─── Given information ───

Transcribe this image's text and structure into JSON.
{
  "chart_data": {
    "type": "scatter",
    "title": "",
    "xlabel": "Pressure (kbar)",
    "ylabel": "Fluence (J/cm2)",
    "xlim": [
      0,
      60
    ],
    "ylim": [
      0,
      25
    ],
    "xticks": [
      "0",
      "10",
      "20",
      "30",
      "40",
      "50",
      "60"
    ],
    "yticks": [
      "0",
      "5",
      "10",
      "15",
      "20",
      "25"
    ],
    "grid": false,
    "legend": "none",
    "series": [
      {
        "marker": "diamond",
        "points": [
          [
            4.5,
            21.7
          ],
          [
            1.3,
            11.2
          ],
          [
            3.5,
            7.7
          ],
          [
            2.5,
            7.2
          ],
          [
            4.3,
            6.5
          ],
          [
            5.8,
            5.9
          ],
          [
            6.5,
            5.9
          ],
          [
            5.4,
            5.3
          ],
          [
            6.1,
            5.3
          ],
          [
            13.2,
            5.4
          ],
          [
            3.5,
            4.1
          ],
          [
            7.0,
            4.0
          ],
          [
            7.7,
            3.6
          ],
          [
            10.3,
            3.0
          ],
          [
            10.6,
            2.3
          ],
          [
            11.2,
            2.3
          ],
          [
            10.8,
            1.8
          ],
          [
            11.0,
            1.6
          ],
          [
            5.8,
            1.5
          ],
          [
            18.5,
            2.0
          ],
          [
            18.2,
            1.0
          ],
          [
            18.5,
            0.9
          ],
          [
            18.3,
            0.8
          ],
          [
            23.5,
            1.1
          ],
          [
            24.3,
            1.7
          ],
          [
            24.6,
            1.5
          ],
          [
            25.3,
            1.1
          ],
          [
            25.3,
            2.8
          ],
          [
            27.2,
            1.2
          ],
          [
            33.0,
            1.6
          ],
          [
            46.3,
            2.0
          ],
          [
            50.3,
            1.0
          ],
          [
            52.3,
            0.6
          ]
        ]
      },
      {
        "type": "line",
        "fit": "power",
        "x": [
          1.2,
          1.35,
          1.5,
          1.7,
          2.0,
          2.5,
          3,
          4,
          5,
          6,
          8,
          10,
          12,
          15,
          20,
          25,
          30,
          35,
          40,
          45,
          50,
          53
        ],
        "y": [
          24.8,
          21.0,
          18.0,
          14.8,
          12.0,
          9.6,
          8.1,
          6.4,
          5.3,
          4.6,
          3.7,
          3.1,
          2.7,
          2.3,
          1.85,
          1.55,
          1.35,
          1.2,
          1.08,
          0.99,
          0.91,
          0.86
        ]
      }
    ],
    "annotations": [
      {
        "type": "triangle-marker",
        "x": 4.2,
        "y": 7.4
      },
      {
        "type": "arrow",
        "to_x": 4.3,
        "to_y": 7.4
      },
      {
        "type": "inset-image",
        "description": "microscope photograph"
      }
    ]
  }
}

───

Your instructions: Set down the listing in full, keeping every word exactly as it is.

Answer below:
Transcribe this image's text and structure into JSON.
{
  "chart_data": {
    "type": "scatter",
    "title": "",
    "xlabel": "Pressure (kbar)",
    "ylabel": "Fluence (J/cm2)",
    "xlim": [
      0,
      60
    ],
    "ylim": [
      0,
      25
    ],
    "xticks": [
      "0",
      "10",
      "20",
      "30",
      "40",
      "50",
      "60"
    ],
    "yticks": [
      "0",
      "5",
      "10",
      "15",
      "20",
      "25"
    ],
    "grid": false,
    "legend": "none",
    "series": [
      {
        "marker": "diamond",
        "points": [
          [
            4.5,
            21.7
          ],
          [
            1.3,
            11.2
          ],
          [
            3.5,
            7.7
          ],
          [
            2.5,
            7.2
          ],
          [
            4.3,
            6.5
          ],
          [
            5.8,
            5.9
          ],
          [
            6.5,
            5.9
          ],
          [
            5.4,
            5.3
          ],
          [
            6.1,
            5.3
          ],
          [
            13.2,
            5.4
          ],
          [
            3.5,
            4.1
          ],
          [
            7.0,
            4.0
          ],
          [
            7.7,
            3.6
          ],
          [
            10.3,
            3.0
          ],
          [
            10.6,
            2.3
          ],
          [
            11.2,
            2.3
          ],
          [
            10.8,
            1.8
          ],
          [
            11.0,
            1.6
          ],
          [
            5.8,
            1.5
          ],
          [
            18.5,
            2.0
          ],
          [
            18.2,
            1.0
          ],
          [
            18.5,
            0.9
          ],
          [
            18.3,
            0.8
          ],
          [
            23.5,
            1.1
          ],
          [
            24.3,
            1.7
          ],
          [
            24.6,
            1.5
          ],
          [
            25.3,
            1.1
          ],
          [
            25.3,
            2.8
          ],
          [
            27.2,
            1.2
          ],
          [
            33.0,
            1.6
          ],
          [
            46.3,
            2.0
          ],
          [
            50.3,
            1.0
          ],
          [
            52.3,
            0.6
          ]
        ]
      },
      {
        "type": "line",
        "fit": "power",
        "x": [
          1.2,
          1.35,
          1.5,
          1.7,
          2.0,
          2.5,
          3,
          4,
          5,
          6,
          8,
          10,
          12,
          15,
          20,
          25,
          30,
          35,
          40,
          45,
          50,
          53
        ],
        "y": [
          24.8,
          21.0,
          18.0,
          14.8,
          12.0,
          9.6,
          8.1,
          6.4,
          5.3,
          4.6,
          3.7,
          3.1,
          2.7,
          2.3,
          1.85,
          1.55,
          1.35,
          1.2,
          1.08,
          0.99,
          0.91,
          0.86
        ]
      }
    ],
    "annotations": [
      {
        "type": "triangle-marker",
        "x": 4.2,
        "y": 7.4
      },
      {
        "type": "arrow",
        "to_x": 4.3,
        "to_y": 7.4
      },
      {
        "type": "inset-image",
        "description": "microscope photograph"
      }
    ]
  }
}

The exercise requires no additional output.